** START **

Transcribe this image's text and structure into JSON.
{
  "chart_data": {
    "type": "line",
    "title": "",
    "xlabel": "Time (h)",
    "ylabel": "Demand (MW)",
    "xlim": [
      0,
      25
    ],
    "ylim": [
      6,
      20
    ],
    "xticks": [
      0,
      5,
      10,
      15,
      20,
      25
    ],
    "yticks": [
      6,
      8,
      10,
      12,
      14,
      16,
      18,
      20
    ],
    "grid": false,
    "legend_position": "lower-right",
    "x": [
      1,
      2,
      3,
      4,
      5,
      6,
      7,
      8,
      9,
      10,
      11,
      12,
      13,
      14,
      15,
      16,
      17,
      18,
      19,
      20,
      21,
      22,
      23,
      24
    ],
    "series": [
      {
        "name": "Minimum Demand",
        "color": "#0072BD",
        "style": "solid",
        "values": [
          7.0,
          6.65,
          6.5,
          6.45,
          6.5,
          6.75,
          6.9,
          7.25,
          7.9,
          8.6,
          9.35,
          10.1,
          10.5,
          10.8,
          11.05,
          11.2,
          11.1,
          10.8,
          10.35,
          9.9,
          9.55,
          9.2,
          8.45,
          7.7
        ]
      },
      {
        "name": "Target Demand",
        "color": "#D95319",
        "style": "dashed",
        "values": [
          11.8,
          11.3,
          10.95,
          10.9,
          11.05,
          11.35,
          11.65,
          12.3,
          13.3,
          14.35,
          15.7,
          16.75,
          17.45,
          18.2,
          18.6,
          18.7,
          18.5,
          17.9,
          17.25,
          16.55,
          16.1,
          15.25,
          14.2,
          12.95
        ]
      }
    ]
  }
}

** END **

* [GIVEN EXERCISE]:
Print all of the entries exactly as they are written.

* [REPLY]:
Transcribe this image's text and structure into JSON.
{
  "chart_data": {
    "type": "line",
    "title": "",
    "xlabel": "Time (h)",
    "ylabel": "Demand (MW)",
    "xlim": [
      0,
      25
    ],
    "ylim": [
      6,
      20
    ],
    "xticks": [
      0,
      5,
      10,
      15,
      20,
      25
    ],
    "yticks": [
      6,
      8,
      10,
      12,
      14,
      16,
      18,
      20
    ],
    "grid": false,
    "legend_position": "lower-right",
    "x": [
      1,
      2,
      3,
      4,
      5,
      6,
      7,
      8,
      9,
      10,
      11,
      12,
      13,
      14,
      15,
      16,
      17,
      18,
      19,
      20,
      21,
      22,
      23,
      24
    ],
    "series": [
      {
        "name": "Minimum Demand",
        "color": "#0072BD",
        "style": "solid",
        "values": [
          7.0,
          6.65,
          6.5,
          6.45,
          6.5,
          6.75,
          6.9,
          7.25,
          7.9,
          8.6,
          9.35,
          10.1,
          10.5,
          10.8,
          11.05,
          11.2,
          11.1,
          10.8,
          10.35,
          9.9,
          9.55,
          9.2,
          8.45,
          7.7
        ]
      },
      {
        "name": "Target Demand",
        "color": "#D95319",
        "style": "dashed",
        "values": [
          11.8,
          11.3,
          10.95,
          10.9,
          11.05,
          11.35,
          11.65,
          12.3,
          13.3,
          14.35,
          15.7,
          16.75,
          17.45,
          18.2,
          18.6,
          18.7,
          18.5,
          17.9,
          17.25,
          16.55,
          16.1,
          15.25,
          14.2,
          12.95
        ]
      }
    ]
  }
}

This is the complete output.